After years of marriage counseling ...

Dr Willard Harley, marriage counsellor and psychologist, found that his success rate was low, and that "most of the marital experts in America were also failing". He began to ask "What do you think it would take for you to be happily married again?" 10 major needs emerged.

Out of this he discovered 10 major needs, that if met helped a couple to "fall into love" again. He later wrote a book "His Needs Her Needs". The really interesting bit is that while husbands usually pick 5 as vital, wives pick a different 5! Obviously there is plenty of room for misunderstanding here.

We'll look at the top 3

1. She needs your AFFECTION

"Of course she knows I love her - I married her, didn't I!"

For men, the usual number 1 need is sexual fulfilment. Guys, just imagine your wife saying "But we made love on our honeymoon! What's the big deal now?" Just so, her need for DEMONSTRATED affection continues on past your courting days, and for all of life.

"Of course she knows I love her - I married her, didn't I!" But when did you last tell her?

She needs to hear you say "I love you", and often. When did you last show her?

She needs to see you demonstrate your affection - eg, random acts of floral kindness are seldom rejected.

When did you last help her?

She needs to see it demonstrated when help is needed, without always being asked.
She Needs Your Affection. It is the air in which she thrives - do not deprive her.

A fish cannot live well out of water. She cannot live well without affection. It is her due - she deserves it.

2. She Needs You to LISTEN

She needs you to communicate. The "strong silent type" is generally a cop-out. She needs you to listen and to talk.

A woman uses three times more words than men (most men don't talk much!)

Woman use more words than men, more often. (meaning, we men don't share enough - God made us as verbal creatures, and we should speak, and interact in more than grunts.)

Conversation gives her great pleasure.

We're not very good at it!

We need to give her time

Listen - you don't have to fix it!

I had two women tell me this one! "I just want you to listen. To know how I am feeling. You don't have to fix it!" SYMPATHY is more important than SOLUTION.

Nor do you have to change her. You CAN work on changing yourself! (Yes, yes, I know she is not perfect either - let her tackle that one.)

####################

* Task brief
In the article on marital needs, condense the paragraph beginning "Out of this he discovered" into two sentences that keep its main facts. The lines after this text are separate material with no connection to it.

* Stored data
####################

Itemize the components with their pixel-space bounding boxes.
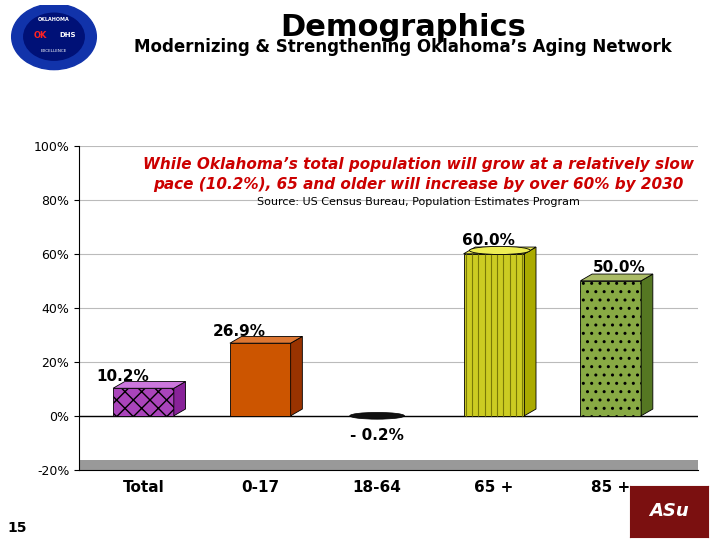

####################

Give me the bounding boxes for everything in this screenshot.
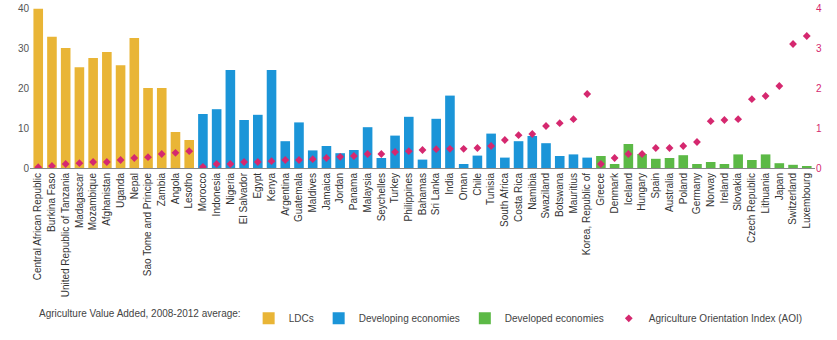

####################

* Result below
Harley identified 10 major needs that, when met, helped a couple "fall into love" again, and he later wrote the book "His Needs Her Needs." Husbands usually pick 5 of these needs as vital while wives pick a different 5, which leaves plenty of room for misunderstanding.